>> Start RECORDS SHOWN

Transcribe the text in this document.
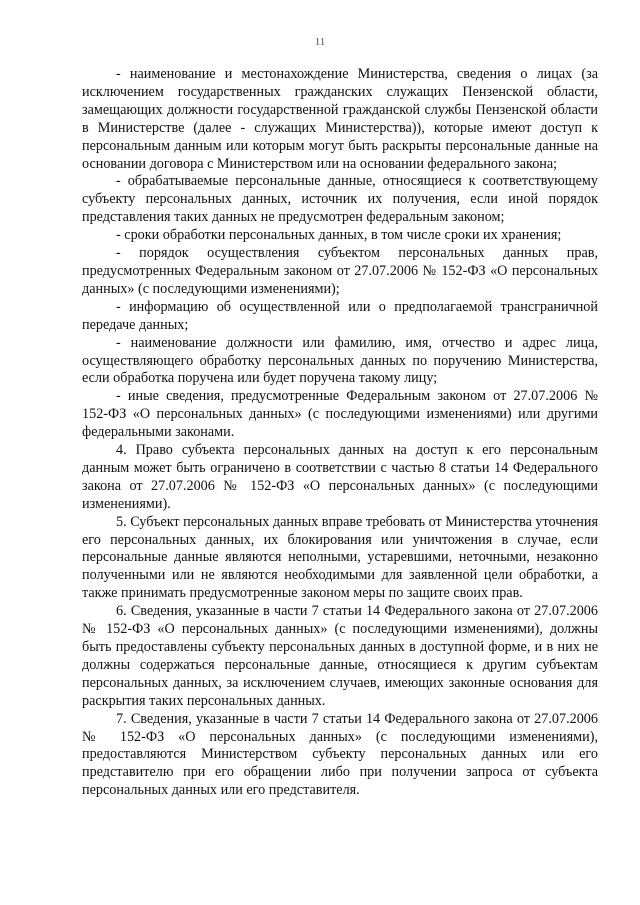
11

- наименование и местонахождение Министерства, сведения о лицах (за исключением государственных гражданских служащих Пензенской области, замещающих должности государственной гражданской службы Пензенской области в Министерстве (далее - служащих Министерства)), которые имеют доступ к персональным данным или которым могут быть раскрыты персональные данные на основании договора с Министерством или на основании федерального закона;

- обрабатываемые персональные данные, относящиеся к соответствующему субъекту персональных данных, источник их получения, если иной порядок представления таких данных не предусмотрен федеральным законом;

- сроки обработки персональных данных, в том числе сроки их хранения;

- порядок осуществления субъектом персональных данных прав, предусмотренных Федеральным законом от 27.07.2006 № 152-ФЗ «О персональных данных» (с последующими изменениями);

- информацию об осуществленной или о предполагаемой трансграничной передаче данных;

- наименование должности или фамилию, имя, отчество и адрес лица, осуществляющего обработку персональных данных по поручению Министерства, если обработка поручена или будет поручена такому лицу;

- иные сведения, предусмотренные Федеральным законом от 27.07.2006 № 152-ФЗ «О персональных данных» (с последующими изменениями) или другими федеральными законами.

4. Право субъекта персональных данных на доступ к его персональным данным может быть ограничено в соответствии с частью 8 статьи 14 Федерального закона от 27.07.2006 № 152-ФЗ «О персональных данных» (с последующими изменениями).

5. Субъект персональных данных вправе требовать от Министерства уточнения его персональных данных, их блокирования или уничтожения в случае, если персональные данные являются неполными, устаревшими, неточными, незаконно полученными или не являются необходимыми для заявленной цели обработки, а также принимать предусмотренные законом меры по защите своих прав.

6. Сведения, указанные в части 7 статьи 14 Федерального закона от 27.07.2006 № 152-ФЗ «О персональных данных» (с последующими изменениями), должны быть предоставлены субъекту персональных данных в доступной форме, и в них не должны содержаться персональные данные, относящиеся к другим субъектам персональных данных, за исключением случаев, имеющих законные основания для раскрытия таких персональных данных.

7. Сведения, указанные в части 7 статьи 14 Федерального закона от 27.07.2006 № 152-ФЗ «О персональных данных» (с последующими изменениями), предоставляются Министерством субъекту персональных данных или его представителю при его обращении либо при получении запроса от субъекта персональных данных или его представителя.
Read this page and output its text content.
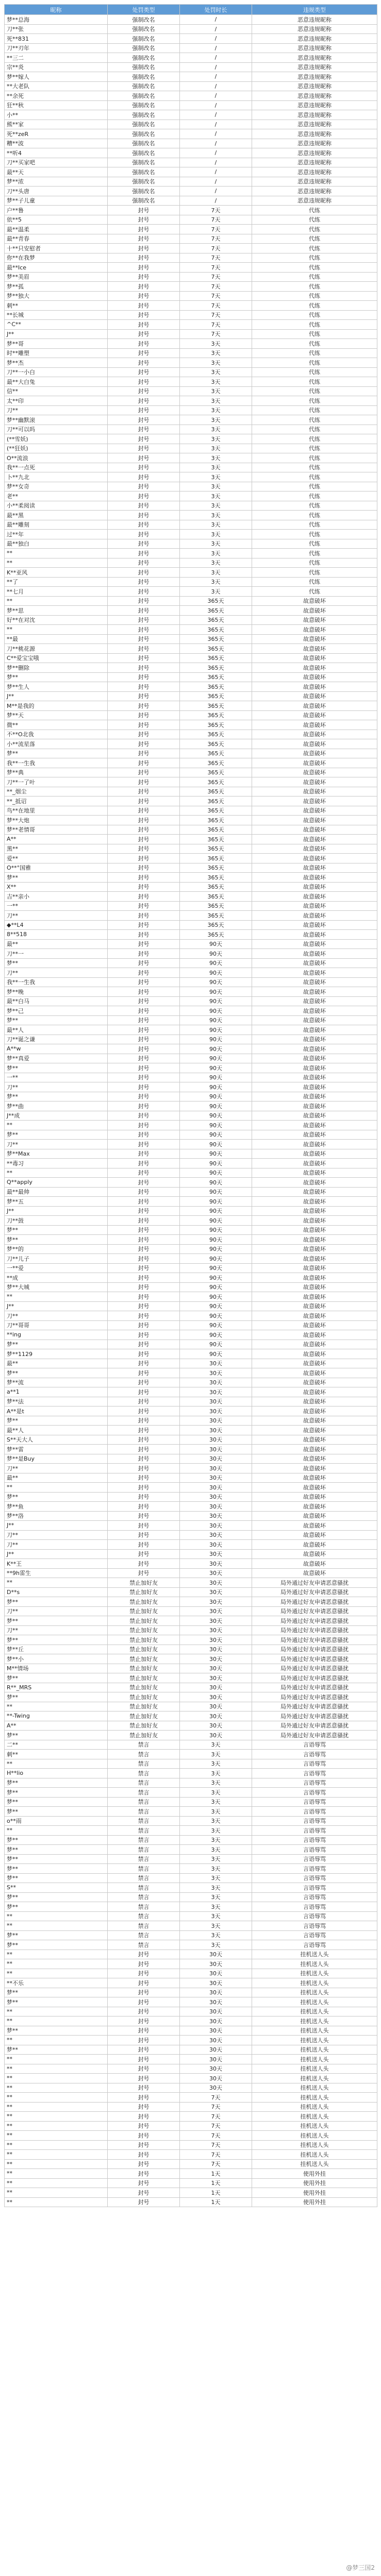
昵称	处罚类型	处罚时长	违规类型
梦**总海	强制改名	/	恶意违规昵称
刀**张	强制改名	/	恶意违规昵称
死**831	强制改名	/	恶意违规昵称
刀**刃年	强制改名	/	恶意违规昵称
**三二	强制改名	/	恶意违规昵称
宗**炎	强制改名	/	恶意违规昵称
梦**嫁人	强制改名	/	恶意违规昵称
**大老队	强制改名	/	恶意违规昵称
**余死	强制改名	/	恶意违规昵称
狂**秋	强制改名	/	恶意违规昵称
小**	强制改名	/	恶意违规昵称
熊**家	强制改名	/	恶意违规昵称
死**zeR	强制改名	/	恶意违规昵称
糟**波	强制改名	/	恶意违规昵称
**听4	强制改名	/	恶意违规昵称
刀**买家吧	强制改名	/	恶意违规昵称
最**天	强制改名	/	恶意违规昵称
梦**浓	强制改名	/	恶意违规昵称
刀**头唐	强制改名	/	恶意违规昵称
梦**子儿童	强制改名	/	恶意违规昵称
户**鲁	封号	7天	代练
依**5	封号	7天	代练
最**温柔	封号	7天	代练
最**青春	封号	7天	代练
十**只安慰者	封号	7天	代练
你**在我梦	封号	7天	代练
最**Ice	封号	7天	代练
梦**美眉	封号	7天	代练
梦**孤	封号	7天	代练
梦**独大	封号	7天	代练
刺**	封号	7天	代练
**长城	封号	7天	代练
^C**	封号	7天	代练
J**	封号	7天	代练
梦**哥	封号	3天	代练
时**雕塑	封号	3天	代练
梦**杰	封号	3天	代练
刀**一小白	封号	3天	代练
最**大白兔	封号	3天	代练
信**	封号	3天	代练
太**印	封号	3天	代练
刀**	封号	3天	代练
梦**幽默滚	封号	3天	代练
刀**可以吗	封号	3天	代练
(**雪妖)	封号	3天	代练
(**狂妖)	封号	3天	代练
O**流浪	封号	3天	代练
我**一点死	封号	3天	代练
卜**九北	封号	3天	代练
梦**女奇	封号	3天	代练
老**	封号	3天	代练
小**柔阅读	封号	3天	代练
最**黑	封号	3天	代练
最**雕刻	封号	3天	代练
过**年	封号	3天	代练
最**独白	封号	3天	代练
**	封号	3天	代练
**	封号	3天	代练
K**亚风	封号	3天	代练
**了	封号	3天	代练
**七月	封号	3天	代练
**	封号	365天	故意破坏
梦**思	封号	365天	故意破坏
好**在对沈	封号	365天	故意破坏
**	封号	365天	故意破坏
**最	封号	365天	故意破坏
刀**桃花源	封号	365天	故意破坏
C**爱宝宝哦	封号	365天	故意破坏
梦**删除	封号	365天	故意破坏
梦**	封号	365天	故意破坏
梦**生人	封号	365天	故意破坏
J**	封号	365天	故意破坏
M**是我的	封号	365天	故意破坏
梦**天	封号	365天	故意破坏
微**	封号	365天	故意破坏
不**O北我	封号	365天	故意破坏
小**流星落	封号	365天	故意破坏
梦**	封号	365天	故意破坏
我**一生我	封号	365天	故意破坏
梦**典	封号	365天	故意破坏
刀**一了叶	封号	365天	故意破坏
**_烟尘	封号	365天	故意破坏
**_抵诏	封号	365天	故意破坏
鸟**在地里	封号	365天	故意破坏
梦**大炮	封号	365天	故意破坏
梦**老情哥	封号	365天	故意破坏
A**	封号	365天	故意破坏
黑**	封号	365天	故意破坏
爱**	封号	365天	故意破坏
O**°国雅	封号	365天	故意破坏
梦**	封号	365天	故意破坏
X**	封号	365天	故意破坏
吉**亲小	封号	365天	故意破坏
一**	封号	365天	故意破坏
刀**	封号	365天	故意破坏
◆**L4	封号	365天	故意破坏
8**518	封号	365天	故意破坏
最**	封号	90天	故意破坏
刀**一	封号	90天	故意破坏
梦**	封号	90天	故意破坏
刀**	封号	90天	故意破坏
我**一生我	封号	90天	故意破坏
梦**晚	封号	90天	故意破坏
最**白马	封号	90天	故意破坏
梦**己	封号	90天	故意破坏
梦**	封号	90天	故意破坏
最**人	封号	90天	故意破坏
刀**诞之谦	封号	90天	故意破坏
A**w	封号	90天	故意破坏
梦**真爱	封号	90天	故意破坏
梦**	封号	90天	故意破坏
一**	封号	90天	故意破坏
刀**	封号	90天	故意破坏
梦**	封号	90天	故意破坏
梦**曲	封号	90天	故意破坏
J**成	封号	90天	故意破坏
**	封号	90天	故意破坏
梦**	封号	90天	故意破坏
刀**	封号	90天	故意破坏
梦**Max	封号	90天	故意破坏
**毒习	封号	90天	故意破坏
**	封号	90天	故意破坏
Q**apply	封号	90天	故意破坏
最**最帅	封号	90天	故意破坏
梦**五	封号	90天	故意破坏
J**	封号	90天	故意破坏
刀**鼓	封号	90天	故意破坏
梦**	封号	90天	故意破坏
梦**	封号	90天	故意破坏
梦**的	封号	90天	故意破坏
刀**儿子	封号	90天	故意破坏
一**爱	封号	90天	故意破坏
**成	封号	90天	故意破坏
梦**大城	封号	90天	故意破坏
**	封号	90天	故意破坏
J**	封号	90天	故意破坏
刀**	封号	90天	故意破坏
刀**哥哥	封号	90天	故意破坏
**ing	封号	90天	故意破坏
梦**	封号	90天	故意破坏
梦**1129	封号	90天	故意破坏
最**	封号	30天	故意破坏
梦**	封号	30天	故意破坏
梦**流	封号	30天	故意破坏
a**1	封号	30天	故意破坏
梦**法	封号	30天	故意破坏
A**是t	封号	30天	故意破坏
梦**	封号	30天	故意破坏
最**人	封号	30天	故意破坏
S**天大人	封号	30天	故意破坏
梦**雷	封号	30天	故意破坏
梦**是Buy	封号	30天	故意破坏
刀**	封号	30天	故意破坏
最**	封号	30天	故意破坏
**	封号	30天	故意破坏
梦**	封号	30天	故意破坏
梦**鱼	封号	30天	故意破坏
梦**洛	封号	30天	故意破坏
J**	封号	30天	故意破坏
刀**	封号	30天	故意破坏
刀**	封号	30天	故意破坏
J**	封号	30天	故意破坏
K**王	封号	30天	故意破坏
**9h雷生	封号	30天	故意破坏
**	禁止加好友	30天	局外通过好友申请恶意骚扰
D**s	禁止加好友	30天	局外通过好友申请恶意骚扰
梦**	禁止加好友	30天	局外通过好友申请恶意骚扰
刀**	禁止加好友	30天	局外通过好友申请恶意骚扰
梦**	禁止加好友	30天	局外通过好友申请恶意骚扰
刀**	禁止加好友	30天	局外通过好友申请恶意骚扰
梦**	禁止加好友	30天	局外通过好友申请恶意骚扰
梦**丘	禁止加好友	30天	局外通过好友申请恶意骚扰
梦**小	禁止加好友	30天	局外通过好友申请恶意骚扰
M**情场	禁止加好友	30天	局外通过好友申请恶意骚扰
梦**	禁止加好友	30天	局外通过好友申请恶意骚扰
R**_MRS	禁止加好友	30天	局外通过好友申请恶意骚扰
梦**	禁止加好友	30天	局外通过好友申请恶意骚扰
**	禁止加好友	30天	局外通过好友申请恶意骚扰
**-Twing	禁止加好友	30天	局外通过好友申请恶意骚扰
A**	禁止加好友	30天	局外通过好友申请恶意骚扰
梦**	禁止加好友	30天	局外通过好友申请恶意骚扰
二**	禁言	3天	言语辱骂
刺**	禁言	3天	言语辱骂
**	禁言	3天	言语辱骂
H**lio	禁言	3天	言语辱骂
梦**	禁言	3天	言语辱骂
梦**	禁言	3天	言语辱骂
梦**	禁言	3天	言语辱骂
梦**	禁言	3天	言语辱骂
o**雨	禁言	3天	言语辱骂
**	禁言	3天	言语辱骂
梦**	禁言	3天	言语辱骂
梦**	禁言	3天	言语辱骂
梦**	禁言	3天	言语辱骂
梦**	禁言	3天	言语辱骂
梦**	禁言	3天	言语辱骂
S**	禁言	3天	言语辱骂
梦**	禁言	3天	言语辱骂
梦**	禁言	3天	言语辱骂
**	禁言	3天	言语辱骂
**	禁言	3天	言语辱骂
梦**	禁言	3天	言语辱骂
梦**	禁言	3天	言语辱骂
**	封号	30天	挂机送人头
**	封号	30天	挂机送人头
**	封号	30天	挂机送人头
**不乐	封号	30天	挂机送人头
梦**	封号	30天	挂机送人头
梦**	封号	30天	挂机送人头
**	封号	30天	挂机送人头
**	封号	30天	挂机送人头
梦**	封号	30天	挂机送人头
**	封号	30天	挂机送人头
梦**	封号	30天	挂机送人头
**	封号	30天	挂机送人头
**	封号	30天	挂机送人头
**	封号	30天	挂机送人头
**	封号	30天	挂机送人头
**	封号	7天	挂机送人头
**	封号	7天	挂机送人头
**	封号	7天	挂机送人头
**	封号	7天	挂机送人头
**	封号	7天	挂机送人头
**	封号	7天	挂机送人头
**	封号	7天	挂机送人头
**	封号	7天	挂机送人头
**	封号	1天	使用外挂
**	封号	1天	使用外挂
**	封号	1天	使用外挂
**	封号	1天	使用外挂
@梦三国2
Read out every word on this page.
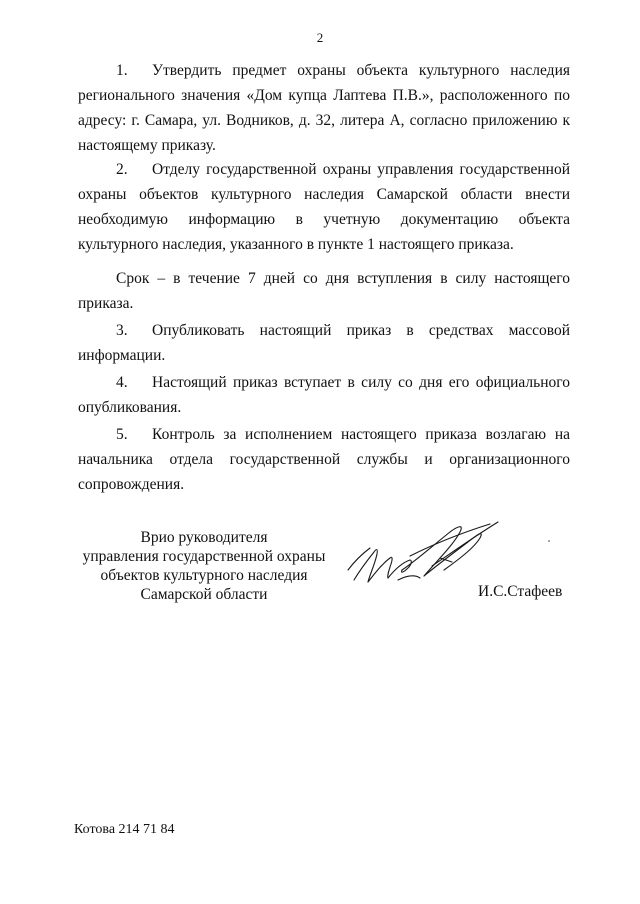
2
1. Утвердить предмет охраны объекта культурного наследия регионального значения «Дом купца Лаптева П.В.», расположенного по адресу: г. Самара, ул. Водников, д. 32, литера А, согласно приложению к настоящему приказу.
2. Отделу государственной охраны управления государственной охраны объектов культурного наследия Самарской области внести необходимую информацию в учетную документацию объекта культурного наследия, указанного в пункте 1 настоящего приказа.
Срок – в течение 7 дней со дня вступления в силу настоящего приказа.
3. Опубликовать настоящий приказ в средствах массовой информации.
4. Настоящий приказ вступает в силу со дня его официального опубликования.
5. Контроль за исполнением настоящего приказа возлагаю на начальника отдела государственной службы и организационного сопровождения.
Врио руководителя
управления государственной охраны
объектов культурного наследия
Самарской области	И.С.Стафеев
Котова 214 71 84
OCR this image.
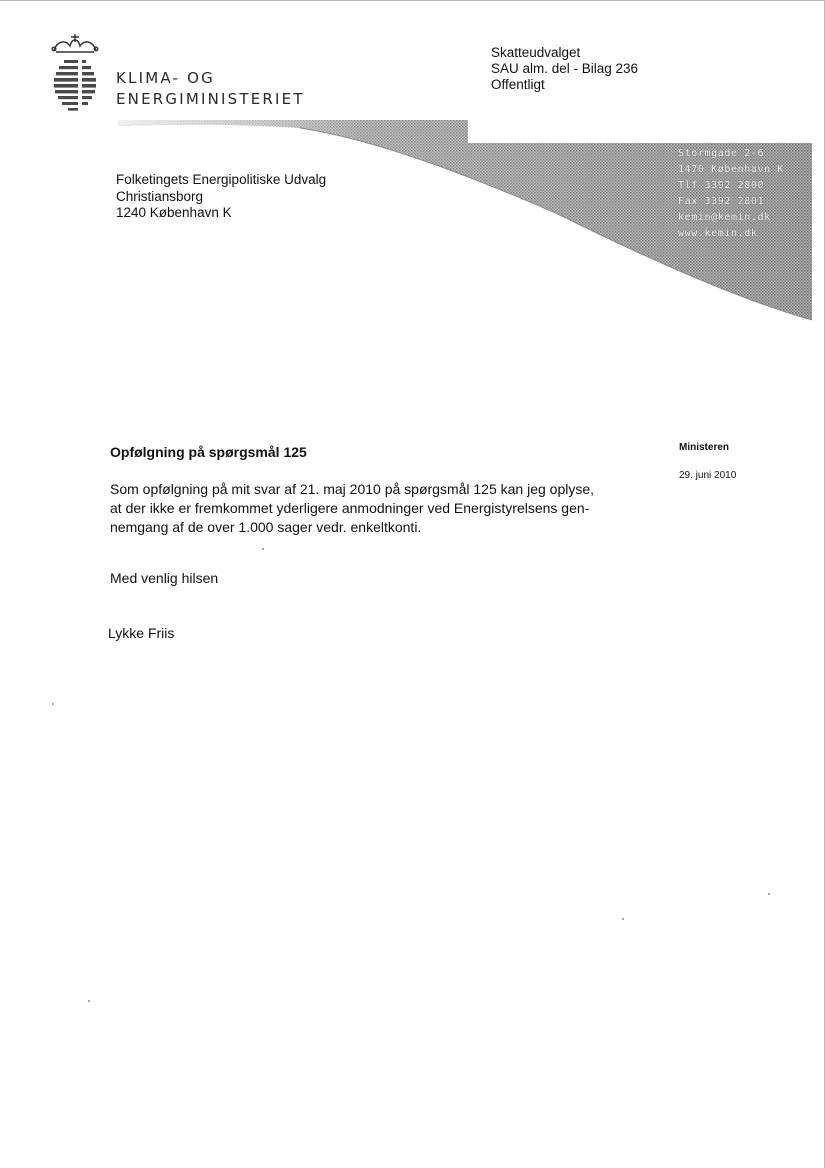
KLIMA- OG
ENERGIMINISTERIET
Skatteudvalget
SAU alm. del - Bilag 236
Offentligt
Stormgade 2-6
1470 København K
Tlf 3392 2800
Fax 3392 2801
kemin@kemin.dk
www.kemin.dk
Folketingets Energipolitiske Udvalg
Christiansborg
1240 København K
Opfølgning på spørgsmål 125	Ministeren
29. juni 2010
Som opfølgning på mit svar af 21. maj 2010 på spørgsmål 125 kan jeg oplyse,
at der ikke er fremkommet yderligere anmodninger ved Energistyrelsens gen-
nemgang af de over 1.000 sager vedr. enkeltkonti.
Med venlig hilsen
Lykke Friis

>> End RECORDS SHOWN

Scan the listing above. Gather each line that contains the word "области".

• **EXPECTED OUTPUT**
- наименование и местонахождение Министерства, сведения о лицах (за исключением государственных гражданских служащих Пензенской области, замещающих должности государственной гражданской службы Пензенской области в Министерстве (далее - служащих Министерства)), которые имеют доступ к персональным данным или которым могут быть раскрыты персональные данные на основании договора с Министерством или на основании федерального закона;
2. Отделу государственной охраны управления государственной охраны объектов культурного наследия Самарской области внести необходимую информацию в учетную документацию объекта культурного наследия, указанного в пункте 1 настоящего приказа.
Самарской области	И.С.Стафеев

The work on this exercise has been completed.